(Stored records)
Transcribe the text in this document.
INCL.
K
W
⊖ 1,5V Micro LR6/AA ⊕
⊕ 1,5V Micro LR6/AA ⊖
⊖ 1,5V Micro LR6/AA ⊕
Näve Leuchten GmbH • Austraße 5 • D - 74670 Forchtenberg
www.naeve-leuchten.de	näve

* _Required task_
Every record above needs to be repeated word for word.

* _Exercise solution_
Transcribe the text in this document.
INCL.
K
W
⊖ 1,5V Micro LR6/AA ⊕
⊕ 1,5V Micro LR6/AA ⊖
⊖ 1,5V Micro LR6/AA ⊕
Näve Leuchten GmbH • Austraße 5 • D - 74670 Forchtenberg
www.naeve-leuchten.de	näve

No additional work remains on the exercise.